> [Given problem]: Extract the text of each entry below exactly, leaving every image behind.

> [Available data]:
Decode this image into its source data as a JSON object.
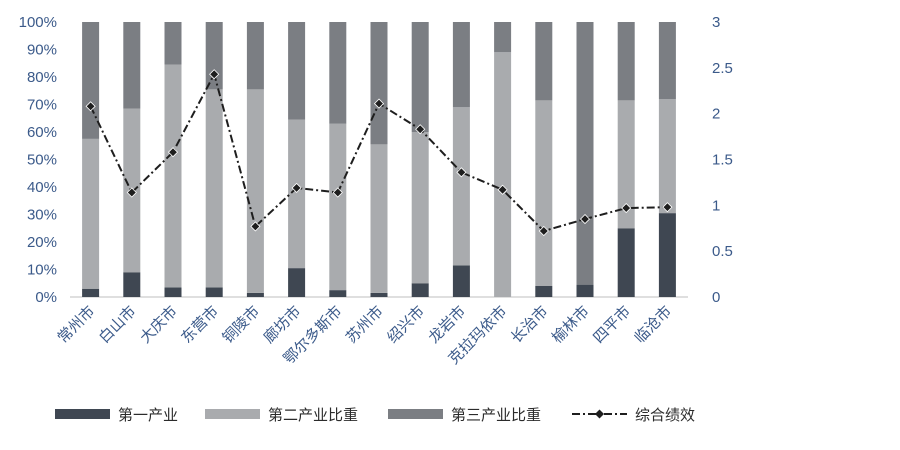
{
  "chart_data": {
    "type": "bar",
    "stacked": true,
    "categories": [
      "常州市",
      "白山市",
      "大庆市",
      "东营市",
      "铜陵市",
      "廊坊市",
      "鄂尔多斯市",
      "苏州市",
      "绍兴市",
      "龙岩市",
      "克拉玛依市",
      "长治市",
      "榆林市",
      "四平市",
      "临沧市"
    ],
    "series": [
      {
        "name": "第一产业",
        "kind": "bar",
        "axis": "left",
        "color": "#3f4752",
        "values": [
          3,
          9,
          3.5,
          3.5,
          1.5,
          10.5,
          2.5,
          1.5,
          5,
          11.5,
          0,
          4,
          4.5,
          25,
          30.5
        ]
      },
      {
        "name": "第二产业比重",
        "kind": "bar",
        "axis": "left",
        "color": "#a9abae",
        "values": [
          54.5,
          59.5,
          81,
          72,
          74,
          54,
          60.5,
          54,
          55,
          57.5,
          89,
          67.5,
          0,
          46.5,
          41.5
        ]
      },
      {
        "name": "第三产业比重",
        "kind": "bar",
        "axis": "left",
        "color": "#7b7e83",
        "values": [
          42.5,
          31.5,
          15.5,
          24.5,
          24.5,
          35.5,
          37,
          44.5,
          40,
          31,
          11,
          28.5,
          95.5,
          28.5,
          28
        ]
      },
      {
        "name": "综合绩效",
        "kind": "line",
        "axis": "right",
        "color": "#1e1e1e",
        "values": [
          2.08,
          1.14,
          1.58,
          2.43,
          0.77,
          1.19,
          1.14,
          2.11,
          1.83,
          1.36,
          1.17,
          0.72,
          0.85,
          0.97,
          0.98
        ]
      }
    ],
    "y_left": {
      "ylim": [
        0,
        100
      ],
      "ticks": [
        "0%",
        "10%",
        "20%",
        "30%",
        "40%",
        "50%",
        "60%",
        "70%",
        "80%",
        "90%",
        "100%"
      ]
    },
    "y_right": {
      "ylim": [
        0,
        3
      ],
      "ticks": [
        "0",
        "0.5",
        "1",
        "1.5",
        "2",
        "2.5",
        "3"
      ]
    },
    "legend": {
      "placement": "bottom"
    },
    "grid": false
  }
}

> [Task answer]:
Decode this image into its source data as a JSON object.
{
  "chart_data": {
    "type": "bar",
    "stacked": true,
    "categories": [
      "常州市",
      "白山市",
      "大庆市",
      "东营市",
      "铜陵市",
      "廊坊市",
      "鄂尔多斯市",
      "苏州市",
      "绍兴市",
      "龙岩市",
      "克拉玛依市",
      "长治市",
      "榆林市",
      "四平市",
      "临沧市"
    ],
    "series": [
      {
        "name": "第一产业",
        "kind": "bar",
        "axis": "left",
        "color": "#3f4752",
        "values": [
          3,
          9,
          3.5,
          3.5,
          1.5,
          10.5,
          2.5,
          1.5,
          5,
          11.5,
          0,
          4,
          4.5,
          25,
          30.5
        ]
      },
      {
        "name": "第二产业比重",
        "kind": "bar",
        "axis": "left",
        "color": "#a9abae",
        "values": [
          54.5,
          59.5,
          81,
          72,
          74,
          54,
          60.5,
          54,
          55,
          57.5,
          89,
          67.5,
          0,
          46.5,
          41.5
        ]
      },
      {
        "name": "第三产业比重",
        "kind": "bar",
        "axis": "left",
        "color": "#7b7e83",
        "values": [
          42.5,
          31.5,
          15.5,
          24.5,
          24.5,
          35.5,
          37,
          44.5,
          40,
          31,
          11,
          28.5,
          95.5,
          28.5,
          28
        ]
      },
      {
        "name": "综合绩效",
        "kind": "line",
        "axis": "right",
        "color": "#1e1e1e",
        "values": [
          2.08,
          1.14,
          1.58,
          2.43,
          0.77,
          1.19,
          1.14,
          2.11,
          1.83,
          1.36,
          1.17,
          0.72,
          0.85,
          0.97,
          0.98
        ]
      }
    ],
    "y_left": {
      "ylim": [
        0,
        100
      ],
      "ticks": [
        "0%",
        "10%",
        "20%",
        "30%",
        "40%",
        "50%",
        "60%",
        "70%",
        "80%",
        "90%",
        "100%"
      ]
    },
    "y_right": {
      "ylim": [
        0,
        3
      ],
      "ticks": [
        "0",
        "0.5",
        "1",
        "1.5",
        "2",
        "2.5",
        "3"
      ]
    },
    "legend": {
      "placement": "bottom"
    },
    "grid": false
  }
}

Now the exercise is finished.